== Data for processing ==
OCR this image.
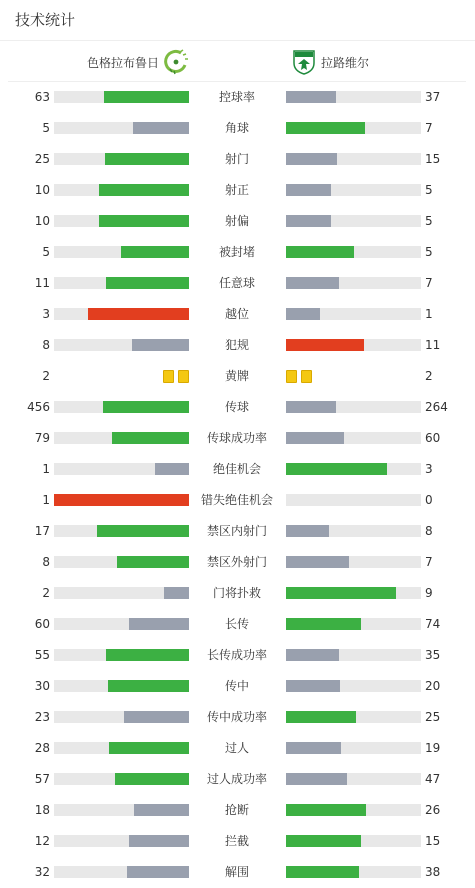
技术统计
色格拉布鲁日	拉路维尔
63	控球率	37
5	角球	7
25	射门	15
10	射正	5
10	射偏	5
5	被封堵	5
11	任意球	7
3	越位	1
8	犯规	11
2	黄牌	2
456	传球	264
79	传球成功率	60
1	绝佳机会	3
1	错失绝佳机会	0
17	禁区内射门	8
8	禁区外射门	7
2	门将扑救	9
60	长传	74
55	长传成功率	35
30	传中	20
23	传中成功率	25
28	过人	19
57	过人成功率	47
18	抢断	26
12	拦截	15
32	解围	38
===
What is needed » Please set down each line of the data above exactly as written, without the pictures.

Exercise response »
OCR this image.
技术统计
色格拉布鲁日	拉路维尔
63	控球率	37
5	角球	7
25	射门	15
10	射正	5
10	射偏	5
5	被封堵	5
11	任意球	7
3	越位	1
8	犯规	11
2	黄牌	2
456	传球	264
79	传球成功率	60
1	绝佳机会	3
1	错失绝佳机会	0
17	禁区内射门	8
8	禁区外射门	7
2	门将扑救	9
60	长传	74
55	长传成功率	35
30	传中	20
23	传中成功率	25
28	过人	19
57	过人成功率	47
18	抢断	26
12	拦截	15
32	解围	38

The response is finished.